◆ Written instruction: Write out each line word for word. Drop pictures.

◆ Recorded data:
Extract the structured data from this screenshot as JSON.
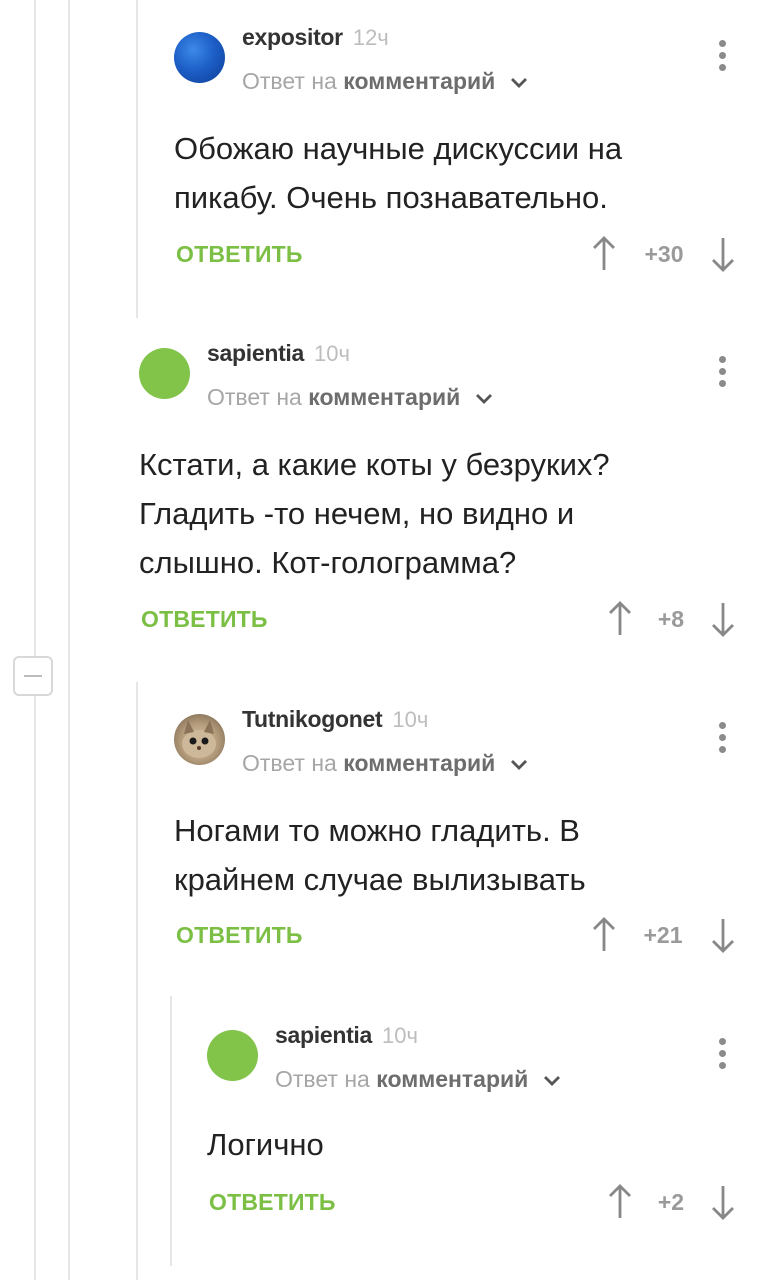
{
  "comments": [
    {
      "author": "expositor",
      "time": "12ч",
      "reply_prefix": "Ответ на",
      "reply_link": "комментарий",
      "avatar": "blue-avatar",
      "lines": [
        "Обожаю научные дискуссии на",
        "пикабу. Очень познавательно."
      ],
      "reply_label": "ОТВЕТИТЬ",
      "score": "+30"
    },
    {
      "author": "sapientia",
      "time": "10ч",
      "reply_prefix": "Ответ на",
      "reply_link": "комментарий",
      "avatar": "green-avatar",
      "lines": [
        "Кстати, а какие коты у безруких?",
        "Гладить -то нечем, но видно и",
        "слышно. Кот-голограмма?"
      ],
      "reply_label": "ОТВЕТИТЬ",
      "score": "+8"
    },
    {
      "author": "Tutnikogonet",
      "time": "10ч",
      "reply_prefix": "Ответ на",
      "reply_link": "комментарий",
      "avatar": "cat-avatar",
      "lines": [
        "Ногами то можно гладить. В",
        "крайнем случае вылизывать"
      ],
      "reply_label": "ОТВЕТИТЬ",
      "score": "+21"
    },
    {
      "author": "sapientia",
      "time": "10ч",
      "reply_prefix": "Ответ на",
      "reply_link": "комментарий",
      "avatar": "green-avatar",
      "lines": [
        "Логично"
      ],
      "reply_label": "ОТВЕТИТЬ",
      "score": "+2"
    }
  ],
  "colors": {
    "accent": "#7cbf45",
    "avatar_green": "#82c34a",
    "thread_line": "#e6e6e6"
  },
  "icons": [
    "collapse-icon",
    "menu-dots-icon",
    "chevron-down-icon",
    "arrow-up-icon",
    "arrow-down-icon"
  ]
}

◆ Finished exercise:
Extract the structured data from this screenshot as JSON.
{
  "comments": [
    {
      "author": "expositor",
      "time": "12ч",
      "reply_prefix": "Ответ на",
      "reply_link": "комментарий",
      "avatar": "blue-avatar",
      "lines": [
        "Обожаю научные дискуссии на",
        "пикабу. Очень познавательно."
      ],
      "reply_label": "ОТВЕТИТЬ",
      "score": "+30"
    },
    {
      "author": "sapientia",
      "time": "10ч",
      "reply_prefix": "Ответ на",
      "reply_link": "комментарий",
      "avatar": "green-avatar",
      "lines": [
        "Кстати, а какие коты у безруких?",
        "Гладить -то нечем, но видно и",
        "слышно. Кот-голограмма?"
      ],
      "reply_label": "ОТВЕТИТЬ",
      "score": "+8"
    },
    {
      "author": "Tutnikogonet",
      "time": "10ч",
      "reply_prefix": "Ответ на",
      "reply_link": "комментарий",
      "avatar": "cat-avatar",
      "lines": [
        "Ногами то можно гладить. В",
        "крайнем случае вылизывать"
      ],
      "reply_label": "ОТВЕТИТЬ",
      "score": "+21"
    },
    {
      "author": "sapientia",
      "time": "10ч",
      "reply_prefix": "Ответ на",
      "reply_link": "комментарий",
      "avatar": "green-avatar",
      "lines": [
        "Логично"
      ],
      "reply_label": "ОТВЕТИТЬ",
      "score": "+2"
    }
  ],
  "colors": {
    "accent": "#7cbf45",
    "avatar_green": "#82c34a",
    "thread_line": "#e6e6e6"
  },
  "icons": [
    "collapse-icon",
    "menu-dots-icon",
    "chevron-down-icon",
    "arrow-up-icon",
    "arrow-down-icon"
  ]
}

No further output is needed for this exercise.